Dataset entries
++++++++++

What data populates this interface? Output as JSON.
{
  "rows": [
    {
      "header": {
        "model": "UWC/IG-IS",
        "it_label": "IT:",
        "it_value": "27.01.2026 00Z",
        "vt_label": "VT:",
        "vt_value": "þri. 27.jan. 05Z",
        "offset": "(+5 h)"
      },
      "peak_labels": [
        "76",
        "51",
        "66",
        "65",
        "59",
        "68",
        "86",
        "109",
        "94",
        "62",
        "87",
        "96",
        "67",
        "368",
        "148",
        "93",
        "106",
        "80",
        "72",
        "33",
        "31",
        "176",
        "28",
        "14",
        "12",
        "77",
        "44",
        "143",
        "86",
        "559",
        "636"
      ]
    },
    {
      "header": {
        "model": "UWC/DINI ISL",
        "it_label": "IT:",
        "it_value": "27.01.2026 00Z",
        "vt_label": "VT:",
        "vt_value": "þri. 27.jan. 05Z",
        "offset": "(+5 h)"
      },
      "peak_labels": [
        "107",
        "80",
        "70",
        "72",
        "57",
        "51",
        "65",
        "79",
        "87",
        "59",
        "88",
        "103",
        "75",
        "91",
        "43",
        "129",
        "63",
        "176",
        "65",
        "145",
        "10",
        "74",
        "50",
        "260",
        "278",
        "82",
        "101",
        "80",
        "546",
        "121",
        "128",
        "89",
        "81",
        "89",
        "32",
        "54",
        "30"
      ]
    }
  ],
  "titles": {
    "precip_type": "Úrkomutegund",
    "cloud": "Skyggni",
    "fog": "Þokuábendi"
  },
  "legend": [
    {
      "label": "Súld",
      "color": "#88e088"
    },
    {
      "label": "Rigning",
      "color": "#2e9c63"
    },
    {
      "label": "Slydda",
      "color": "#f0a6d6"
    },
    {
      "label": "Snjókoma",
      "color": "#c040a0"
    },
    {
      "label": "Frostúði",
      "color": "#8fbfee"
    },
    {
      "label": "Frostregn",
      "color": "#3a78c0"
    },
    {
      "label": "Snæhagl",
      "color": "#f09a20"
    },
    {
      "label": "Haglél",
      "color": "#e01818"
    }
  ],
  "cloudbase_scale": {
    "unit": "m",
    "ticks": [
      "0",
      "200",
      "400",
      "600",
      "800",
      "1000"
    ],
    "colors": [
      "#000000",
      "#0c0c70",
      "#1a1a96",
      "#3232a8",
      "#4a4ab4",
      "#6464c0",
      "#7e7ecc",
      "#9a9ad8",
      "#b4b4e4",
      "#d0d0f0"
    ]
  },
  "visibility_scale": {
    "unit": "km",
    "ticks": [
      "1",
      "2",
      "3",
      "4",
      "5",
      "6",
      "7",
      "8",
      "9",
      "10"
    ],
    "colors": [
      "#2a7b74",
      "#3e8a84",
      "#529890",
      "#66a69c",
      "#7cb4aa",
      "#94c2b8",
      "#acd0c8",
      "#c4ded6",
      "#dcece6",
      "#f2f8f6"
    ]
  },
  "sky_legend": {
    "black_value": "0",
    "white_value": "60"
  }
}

++++++++++

## [WHAT THE TASK REQUIRES]
Write out the full set of records exactly as given.

## [THE OUTPUT]
What data populates this interface? Output as JSON.
{
  "rows": [
    {
      "header": {
        "model": "UWC/IG-IS",
        "it_label": "IT:",
        "it_value": "27.01.2026 00Z",
        "vt_label": "VT:",
        "vt_value": "þri. 27.jan. 05Z",
        "offset": "(+5 h)"
      },
      "peak_labels": [
        "76",
        "51",
        "66",
        "65",
        "59",
        "68",
        "86",
        "109",
        "94",
        "62",
        "87",
        "96",
        "67",
        "368",
        "148",
        "93",
        "106",
        "80",
        "72",
        "33",
        "31",
        "176",
        "28",
        "14",
        "12",
        "77",
        "44",
        "143",
        "86",
        "559",
        "636"
      ]
    },
    {
      "header": {
        "model": "UWC/DINI ISL",
        "it_label": "IT:",
        "it_value": "27.01.2026 00Z",
        "vt_label": "VT:",
        "vt_value": "þri. 27.jan. 05Z",
        "offset": "(+5 h)"
      },
      "peak_labels": [
        "107",
        "80",
        "70",
        "72",
        "57",
        "51",
        "65",
        "79",
        "87",
        "59",
        "88",
        "103",
        "75",
        "91",
        "43",
        "129",
        "63",
        "176",
        "65",
        "145",
        "10",
        "74",
        "50",
        "260",
        "278",
        "82",
        "101",
        "80",
        "546",
        "121",
        "128",
        "89",
        "81",
        "89",
        "32",
        "54",
        "30"
      ]
    }
  ],
  "titles": {
    "precip_type": "Úrkomutegund",
    "cloud": "Skyggni",
    "fog": "Þokuábendi"
  },
  "legend": [
    {
      "label": "Súld",
      "color": "#88e088"
    },
    {
      "label": "Rigning",
      "color": "#2e9c63"
    },
    {
      "label": "Slydda",
      "color": "#f0a6d6"
    },
    {
      "label": "Snjókoma",
      "color": "#c040a0"
    },
    {
      "label": "Frostúði",
      "color": "#8fbfee"
    },
    {
      "label": "Frostregn",
      "color": "#3a78c0"
    },
    {
      "label": "Snæhagl",
      "color": "#f09a20"
    },
    {
      "label": "Haglél",
      "color": "#e01818"
    }
  ],
  "cloudbase_scale": {
    "unit": "m",
    "ticks": [
      "0",
      "200",
      "400",
      "600",
      "800",
      "1000"
    ],
    "colors": [
      "#000000",
      "#0c0c70",
      "#1a1a96",
      "#3232a8",
      "#4a4ab4",
      "#6464c0",
      "#7e7ecc",
      "#9a9ad8",
      "#b4b4e4",
      "#d0d0f0"
    ]
  },
  "visibility_scale": {
    "unit": "km",
    "ticks": [
      "1",
      "2",
      "3",
      "4",
      "5",
      "6",
      "7",
      "8",
      "9",
      "10"
    ],
    "colors": [
      "#2a7b74",
      "#3e8a84",
      "#529890",
      "#66a69c",
      "#7cb4aa",
      "#94c2b8",
      "#acd0c8",
      "#c4ded6",
      "#dcece6",
      "#f2f8f6"
    ]
  },
  "sky_legend": {
    "black_value": "0",
    "white_value": "60"
  }
}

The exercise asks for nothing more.